» **Data for this exercise**:
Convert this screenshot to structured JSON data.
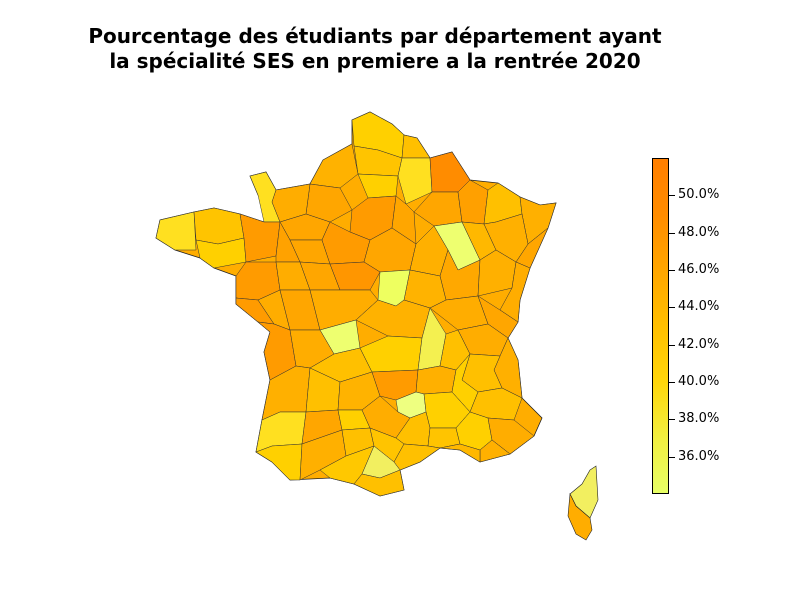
{
  "title": {
    "line1": "Pourcentage des étudiants par département ayant",
    "line2": "la spécialité SES en premiere a la rentrée 2020"
  },
  "colorbar": {
    "ticks": [
      "50.0%",
      "48.0%",
      "46.0%",
      "44.0%",
      "42.0%",
      "40.0%",
      "38.0%",
      "36.0%"
    ],
    "tick_values": [
      50,
      48,
      46,
      44,
      42,
      40,
      38,
      36
    ],
    "range": [
      34.0,
      52.0
    ],
    "colors": {
      "low": "#e7ff66",
      "mid_low": "#ffd60a",
      "mid": "#ffbf00",
      "mid_high": "#ffa600",
      "high": "#ff7f00"
    }
  },
  "map": {
    "subject": "France départements (mainland + Corse) choropleth",
    "legend_unit": "percentage",
    "edge_color": "#000000",
    "fill_colors": [
      "#ffa600",
      "#ffb300",
      "#ffc000",
      "#ffd000",
      "#ff9b00",
      "#ff8c00",
      "#f2ef40",
      "#e7ff66",
      "#ffe020"
    ]
  }
}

» **Set exercise**: With the pictures omitted, reproduce the records in full and exactly.

» **The completed task**:
Convert this screenshot to structured JSON data.
{
  "title": {
    "line1": "Pourcentage des étudiants par département ayant",
    "line2": "la spécialité SES en premiere a la rentrée 2020"
  },
  "colorbar": {
    "ticks": [
      "50.0%",
      "48.0%",
      "46.0%",
      "44.0%",
      "42.0%",
      "40.0%",
      "38.0%",
      "36.0%"
    ],
    "tick_values": [
      50,
      48,
      46,
      44,
      42,
      40,
      38,
      36
    ],
    "range": [
      34.0,
      52.0
    ],
    "colors": {
      "low": "#e7ff66",
      "mid_low": "#ffd60a",
      "mid": "#ffbf00",
      "mid_high": "#ffa600",
      "high": "#ff7f00"
    }
  },
  "map": {
    "subject": "France départements (mainland + Corse) choropleth",
    "legend_unit": "percentage",
    "edge_color": "#000000",
    "fill_colors": [
      "#ffa600",
      "#ffb300",
      "#ffc000",
      "#ffd000",
      "#ff9b00",
      "#ff8c00",
      "#f2ef40",
      "#e7ff66",
      "#ffe020"
    ]
  }
}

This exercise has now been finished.